--- START OF RECORD LIST ---

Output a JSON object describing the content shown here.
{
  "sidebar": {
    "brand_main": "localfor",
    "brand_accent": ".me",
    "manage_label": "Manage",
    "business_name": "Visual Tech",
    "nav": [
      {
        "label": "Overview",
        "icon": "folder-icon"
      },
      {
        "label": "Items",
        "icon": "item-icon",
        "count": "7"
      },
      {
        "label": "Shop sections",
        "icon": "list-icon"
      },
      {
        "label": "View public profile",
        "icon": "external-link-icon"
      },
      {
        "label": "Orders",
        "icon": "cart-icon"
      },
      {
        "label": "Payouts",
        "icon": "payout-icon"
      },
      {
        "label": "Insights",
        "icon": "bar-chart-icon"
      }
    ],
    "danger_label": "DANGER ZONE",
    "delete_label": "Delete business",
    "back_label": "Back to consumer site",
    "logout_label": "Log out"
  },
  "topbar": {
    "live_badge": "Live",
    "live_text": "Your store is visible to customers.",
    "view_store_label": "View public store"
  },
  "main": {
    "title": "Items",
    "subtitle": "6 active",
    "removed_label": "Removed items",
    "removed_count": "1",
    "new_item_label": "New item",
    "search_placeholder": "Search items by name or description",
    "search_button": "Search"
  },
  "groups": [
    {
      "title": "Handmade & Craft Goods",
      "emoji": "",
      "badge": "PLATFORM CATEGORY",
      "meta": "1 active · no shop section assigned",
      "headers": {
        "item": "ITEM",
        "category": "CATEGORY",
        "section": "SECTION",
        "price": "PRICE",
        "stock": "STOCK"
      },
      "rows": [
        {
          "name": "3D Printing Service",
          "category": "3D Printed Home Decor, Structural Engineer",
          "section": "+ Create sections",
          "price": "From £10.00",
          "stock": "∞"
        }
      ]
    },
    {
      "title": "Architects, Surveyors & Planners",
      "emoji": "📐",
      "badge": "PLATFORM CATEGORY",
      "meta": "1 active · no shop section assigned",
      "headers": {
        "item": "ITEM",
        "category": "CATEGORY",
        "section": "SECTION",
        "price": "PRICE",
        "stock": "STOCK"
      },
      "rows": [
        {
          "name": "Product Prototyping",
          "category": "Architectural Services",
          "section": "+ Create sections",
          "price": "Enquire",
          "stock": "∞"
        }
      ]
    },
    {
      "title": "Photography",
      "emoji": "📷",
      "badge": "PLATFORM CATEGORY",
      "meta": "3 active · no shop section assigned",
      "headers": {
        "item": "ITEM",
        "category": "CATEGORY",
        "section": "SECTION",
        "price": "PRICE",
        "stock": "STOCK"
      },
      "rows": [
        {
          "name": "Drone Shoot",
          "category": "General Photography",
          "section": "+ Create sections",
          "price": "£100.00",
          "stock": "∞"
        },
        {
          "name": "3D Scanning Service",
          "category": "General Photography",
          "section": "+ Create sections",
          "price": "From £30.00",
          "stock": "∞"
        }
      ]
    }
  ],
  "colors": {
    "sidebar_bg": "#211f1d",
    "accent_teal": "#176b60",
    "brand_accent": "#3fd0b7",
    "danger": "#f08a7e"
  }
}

--- END OF RECORD LIST ---

◆ **EXERCISE DESCRIPTION**
Read the entries above, then pull out the lines that include "public".

◆ **SOLUTION FOR THIS TASK**
        "label": "View public profile",
    "view_store_label": "View public store"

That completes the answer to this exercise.